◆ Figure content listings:
------

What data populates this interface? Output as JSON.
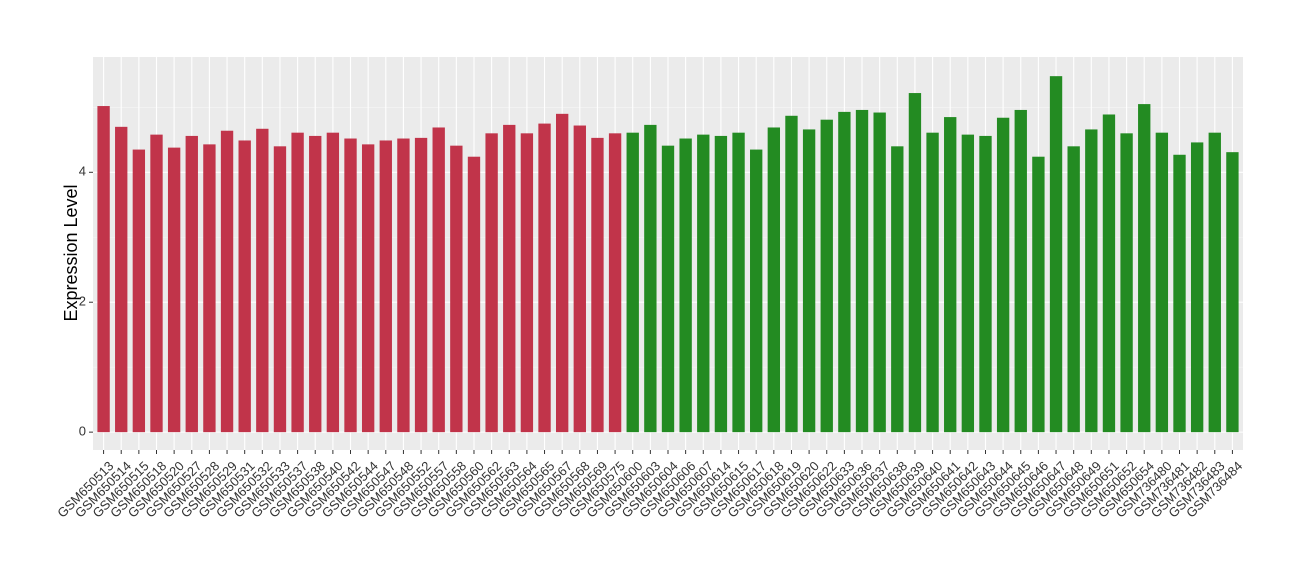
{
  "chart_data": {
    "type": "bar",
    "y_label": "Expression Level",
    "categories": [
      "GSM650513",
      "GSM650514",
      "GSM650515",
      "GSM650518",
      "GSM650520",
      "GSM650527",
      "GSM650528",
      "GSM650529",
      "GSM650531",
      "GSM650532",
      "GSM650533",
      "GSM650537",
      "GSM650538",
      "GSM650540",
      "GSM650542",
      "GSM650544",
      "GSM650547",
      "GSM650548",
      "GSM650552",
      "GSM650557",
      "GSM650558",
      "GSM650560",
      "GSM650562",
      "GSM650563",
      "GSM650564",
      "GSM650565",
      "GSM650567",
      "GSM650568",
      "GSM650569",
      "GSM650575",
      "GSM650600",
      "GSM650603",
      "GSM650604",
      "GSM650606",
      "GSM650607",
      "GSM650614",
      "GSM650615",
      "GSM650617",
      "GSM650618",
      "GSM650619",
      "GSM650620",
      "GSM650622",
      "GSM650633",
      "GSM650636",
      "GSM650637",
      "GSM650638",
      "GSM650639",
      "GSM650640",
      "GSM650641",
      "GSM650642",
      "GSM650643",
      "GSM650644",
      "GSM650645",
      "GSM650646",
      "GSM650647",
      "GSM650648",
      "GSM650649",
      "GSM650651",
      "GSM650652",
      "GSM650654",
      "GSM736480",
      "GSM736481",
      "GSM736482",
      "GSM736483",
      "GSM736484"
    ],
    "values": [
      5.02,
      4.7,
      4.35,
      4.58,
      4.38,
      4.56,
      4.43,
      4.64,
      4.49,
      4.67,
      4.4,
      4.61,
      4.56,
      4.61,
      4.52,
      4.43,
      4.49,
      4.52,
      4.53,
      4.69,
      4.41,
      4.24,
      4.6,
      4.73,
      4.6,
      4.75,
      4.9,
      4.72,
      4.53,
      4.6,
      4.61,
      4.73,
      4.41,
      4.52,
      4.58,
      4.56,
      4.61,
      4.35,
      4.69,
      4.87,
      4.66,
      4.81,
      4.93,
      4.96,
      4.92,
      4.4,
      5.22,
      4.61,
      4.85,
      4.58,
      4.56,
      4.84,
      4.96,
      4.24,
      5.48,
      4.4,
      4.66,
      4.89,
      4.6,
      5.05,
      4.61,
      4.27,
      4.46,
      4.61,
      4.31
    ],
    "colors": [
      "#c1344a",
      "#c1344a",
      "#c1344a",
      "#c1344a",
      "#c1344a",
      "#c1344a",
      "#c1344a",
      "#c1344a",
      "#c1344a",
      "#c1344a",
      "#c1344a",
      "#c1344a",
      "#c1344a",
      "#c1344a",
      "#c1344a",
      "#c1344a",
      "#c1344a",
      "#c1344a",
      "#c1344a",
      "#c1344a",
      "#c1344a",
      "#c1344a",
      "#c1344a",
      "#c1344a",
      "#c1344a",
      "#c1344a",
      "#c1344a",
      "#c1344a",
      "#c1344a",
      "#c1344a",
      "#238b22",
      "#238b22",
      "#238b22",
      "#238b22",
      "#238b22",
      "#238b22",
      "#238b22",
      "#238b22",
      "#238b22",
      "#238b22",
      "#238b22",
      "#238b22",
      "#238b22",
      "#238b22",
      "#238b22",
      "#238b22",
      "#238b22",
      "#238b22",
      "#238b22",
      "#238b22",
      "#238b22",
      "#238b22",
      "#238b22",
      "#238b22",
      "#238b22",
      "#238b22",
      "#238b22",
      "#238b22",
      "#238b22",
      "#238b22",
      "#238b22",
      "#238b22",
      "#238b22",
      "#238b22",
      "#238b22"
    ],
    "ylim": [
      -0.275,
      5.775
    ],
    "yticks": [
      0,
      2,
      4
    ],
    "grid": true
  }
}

------

◆ STATED TASK: Repeat all the data as it stands, dropping any images it holds.

◆ THE SOLUTION:
What data populates this interface? Output as JSON.
{
  "chart_data": {
    "type": "bar",
    "y_label": "Expression Level",
    "categories": [
      "GSM650513",
      "GSM650514",
      "GSM650515",
      "GSM650518",
      "GSM650520",
      "GSM650527",
      "GSM650528",
      "GSM650529",
      "GSM650531",
      "GSM650532",
      "GSM650533",
      "GSM650537",
      "GSM650538",
      "GSM650540",
      "GSM650542",
      "GSM650544",
      "GSM650547",
      "GSM650548",
      "GSM650552",
      "GSM650557",
      "GSM650558",
      "GSM650560",
      "GSM650562",
      "GSM650563",
      "GSM650564",
      "GSM650565",
      "GSM650567",
      "GSM650568",
      "GSM650569",
      "GSM650575",
      "GSM650600",
      "GSM650603",
      "GSM650604",
      "GSM650606",
      "GSM650607",
      "GSM650614",
      "GSM650615",
      "GSM650617",
      "GSM650618",
      "GSM650619",
      "GSM650620",
      "GSM650622",
      "GSM650633",
      "GSM650636",
      "GSM650637",
      "GSM650638",
      "GSM650639",
      "GSM650640",
      "GSM650641",
      "GSM650642",
      "GSM650643",
      "GSM650644",
      "GSM650645",
      "GSM650646",
      "GSM650647",
      "GSM650648",
      "GSM650649",
      "GSM650651",
      "GSM650652",
      "GSM650654",
      "GSM736480",
      "GSM736481",
      "GSM736482",
      "GSM736483",
      "GSM736484"
    ],
    "values": [
      5.02,
      4.7,
      4.35,
      4.58,
      4.38,
      4.56,
      4.43,
      4.64,
      4.49,
      4.67,
      4.4,
      4.61,
      4.56,
      4.61,
      4.52,
      4.43,
      4.49,
      4.52,
      4.53,
      4.69,
      4.41,
      4.24,
      4.6,
      4.73,
      4.6,
      4.75,
      4.9,
      4.72,
      4.53,
      4.6,
      4.61,
      4.73,
      4.41,
      4.52,
      4.58,
      4.56,
      4.61,
      4.35,
      4.69,
      4.87,
      4.66,
      4.81,
      4.93,
      4.96,
      4.92,
      4.4,
      5.22,
      4.61,
      4.85,
      4.58,
      4.56,
      4.84,
      4.96,
      4.24,
      5.48,
      4.4,
      4.66,
      4.89,
      4.6,
      5.05,
      4.61,
      4.27,
      4.46,
      4.61,
      4.31
    ],
    "colors": [
      "#c1344a",
      "#c1344a",
      "#c1344a",
      "#c1344a",
      "#c1344a",
      "#c1344a",
      "#c1344a",
      "#c1344a",
      "#c1344a",
      "#c1344a",
      "#c1344a",
      "#c1344a",
      "#c1344a",
      "#c1344a",
      "#c1344a",
      "#c1344a",
      "#c1344a",
      "#c1344a",
      "#c1344a",
      "#c1344a",
      "#c1344a",
      "#c1344a",
      "#c1344a",
      "#c1344a",
      "#c1344a",
      "#c1344a",
      "#c1344a",
      "#c1344a",
      "#c1344a",
      "#c1344a",
      "#238b22",
      "#238b22",
      "#238b22",
      "#238b22",
      "#238b22",
      "#238b22",
      "#238b22",
      "#238b22",
      "#238b22",
      "#238b22",
      "#238b22",
      "#238b22",
      "#238b22",
      "#238b22",
      "#238b22",
      "#238b22",
      "#238b22",
      "#238b22",
      "#238b22",
      "#238b22",
      "#238b22",
      "#238b22",
      "#238b22",
      "#238b22",
      "#238b22",
      "#238b22",
      "#238b22",
      "#238b22",
      "#238b22",
      "#238b22",
      "#238b22",
      "#238b22",
      "#238b22",
      "#238b22",
      "#238b22"
    ],
    "ylim": [
      -0.275,
      5.775
    ],
    "yticks": [
      0,
      2,
      4
    ],
    "grid": true
  }
}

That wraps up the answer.